Check every line below for the word "Masha" and copy the ones that have it.
------------
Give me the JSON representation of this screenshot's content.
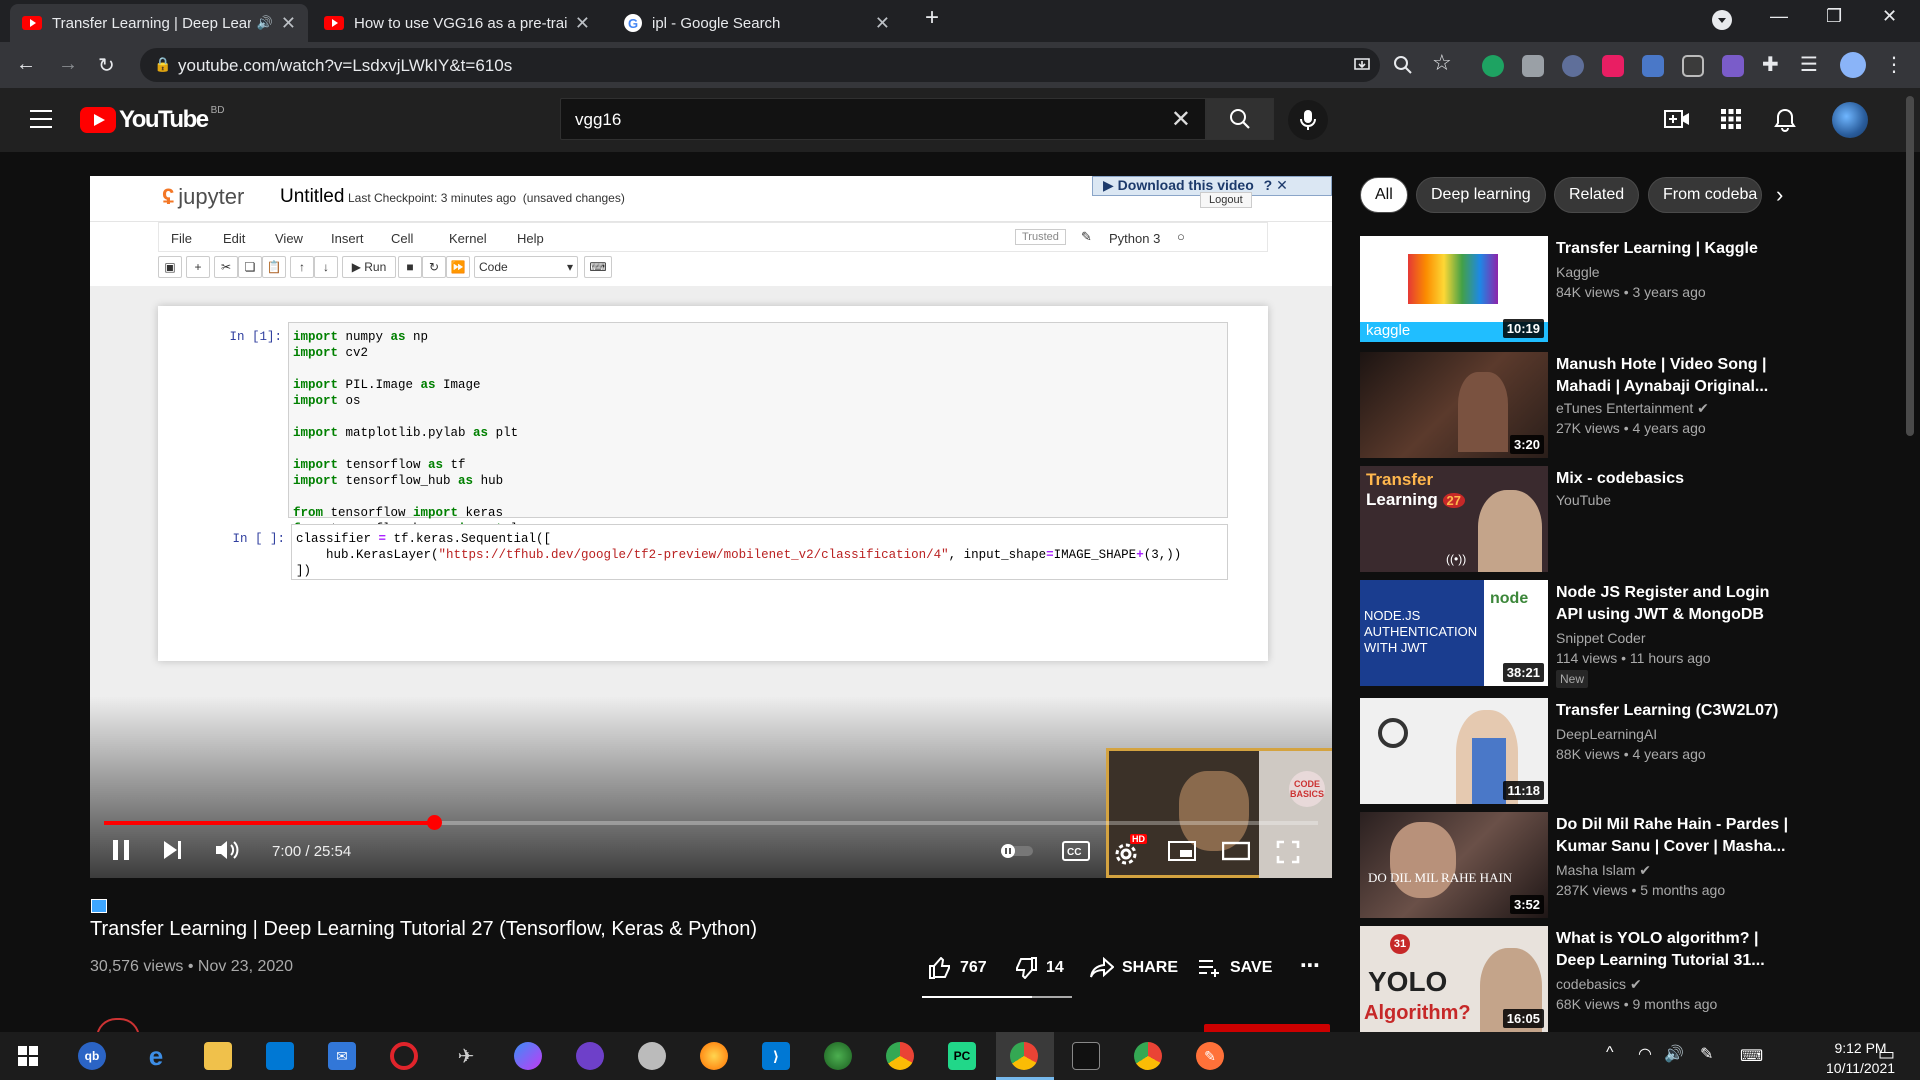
{
  "browser": {
    "tabs": [
      {
        "title": "Transfer Learning | Deep Lear",
        "active": true,
        "audio": true
      },
      {
        "title": "How to use VGG16 as a pre-train",
        "active": false
      },
      {
        "title": "ipl - Google Search",
        "active": false
      }
    ],
    "url": "youtube.com/watch?v=LsdxvjLWkIY&t=610s"
  },
  "youtube": {
    "logo": "YouTube",
    "country": "BD",
    "search_value": "vgg16"
  },
  "player": {
    "notebook": {
      "brand": "jupyter",
      "name": "Untitled",
      "checkpoint": "Last Checkpoint: 3 minutes ago",
      "unsaved": "(unsaved changes)",
      "download_banner": "Download this video",
      "logout": "Logout",
      "menu": [
        "File",
        "Edit",
        "View",
        "Insert",
        "Cell",
        "Kernel",
        "Help"
      ],
      "trusted": "Trusted",
      "kernel": "Python 3",
      "run_label": "Run",
      "cell_type": "Code",
      "cell1_prompt": "In [1]:",
      "cell2_prompt": "In [ ]:"
    },
    "webcam_logo": "CODE BASICS",
    "time": "7:00 / 25:54",
    "progress_fraction": 0.2717,
    "hd": "HD"
  },
  "video": {
    "title": "Transfer Learning | Deep Learning Tutorial 27 (Tensorflow, Keras & Python)",
    "meta": "30,576 views • Nov 23, 2020",
    "likes": "767",
    "dislikes": "14",
    "share": "SHARE",
    "save": "SAVE"
  },
  "chips": [
    "All",
    "Deep learning",
    "Related",
    "From codeba"
  ],
  "recommendations": [
    {
      "title": "Transfer Learning | Kaggle",
      "channel": "Kaggle",
      "views": "84K views • 3 years ago",
      "duration": "10:19",
      "thumb_color": "#1a1a1a"
    },
    {
      "title": "Manush Hote | Video Song | Mahadi | Aynabaji Original...",
      "channel": "eTunes Entertainment",
      "views": "27K views • 4 years ago",
      "duration": "3:20",
      "thumb_color": "#3b2a22"
    },
    {
      "title": "Mix - codebasics",
      "channel": "YouTube",
      "views": "",
      "duration": "",
      "thumb_color": "#5a2d2d"
    },
    {
      "title": "Node JS Register and Login API using JWT & MongoDB",
      "channel": "Snippet Coder",
      "views": "114 views • 11 hours ago",
      "badge": "New",
      "duration": "38:21",
      "thumb_color": "#1e3a8a"
    },
    {
      "title": "Transfer Learning (C3W2L07)",
      "channel": "DeepLearningAI",
      "views": "88K views • 4 years ago",
      "duration": "11:18",
      "thumb_color": "#dcdcdc"
    },
    {
      "title": "Do Dil Mil Rahe Hain - Pardes | Kumar Sanu | Cover | Masha...",
      "channel": "Masha Islam",
      "views": "287K views • 5 months ago",
      "duration": "3:52",
      "thumb_color": "#4a3a34"
    },
    {
      "title": "What is YOLO algorithm? | Deep Learning Tutorial 31...",
      "channel": "codebasics",
      "views": "68K views • 9 months ago",
      "duration": "16:05",
      "thumb_color": "#ded7d0"
    }
  ],
  "thumb_text": {
    "kaggle": "kaggle",
    "mix_line1": "Transfer",
    "mix_line2": "Learning",
    "mix_num": "27",
    "node1": "NODE.JS",
    "node2": "AUTHENTICATION",
    "node3": "WITH JWT",
    "yolo_num": "31",
    "yolo": "YOLO",
    "yolo2": "Algorithm?",
    "song": "DO DIL MIL RAHE HAIN"
  },
  "taskbar": {
    "time": "9:12 PM",
    "date": "10/11/2021"
  }
}
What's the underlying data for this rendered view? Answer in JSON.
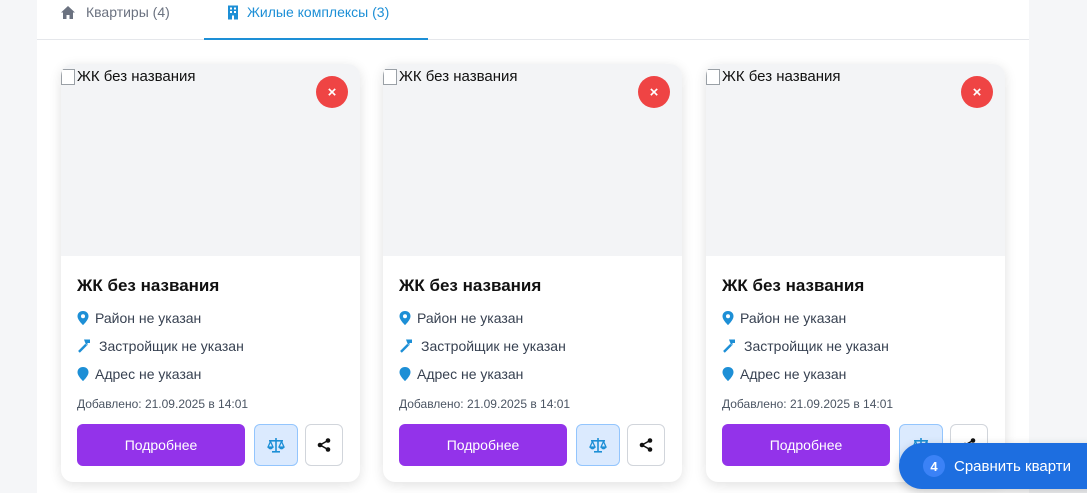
------------
### [ANSWER TO THIS PROBLEM]
      "title": "Do Dil Mil Rahe Hain - Pardes | Kumar Sanu | Cover | Masha...",
      "channel": "Masha Islam",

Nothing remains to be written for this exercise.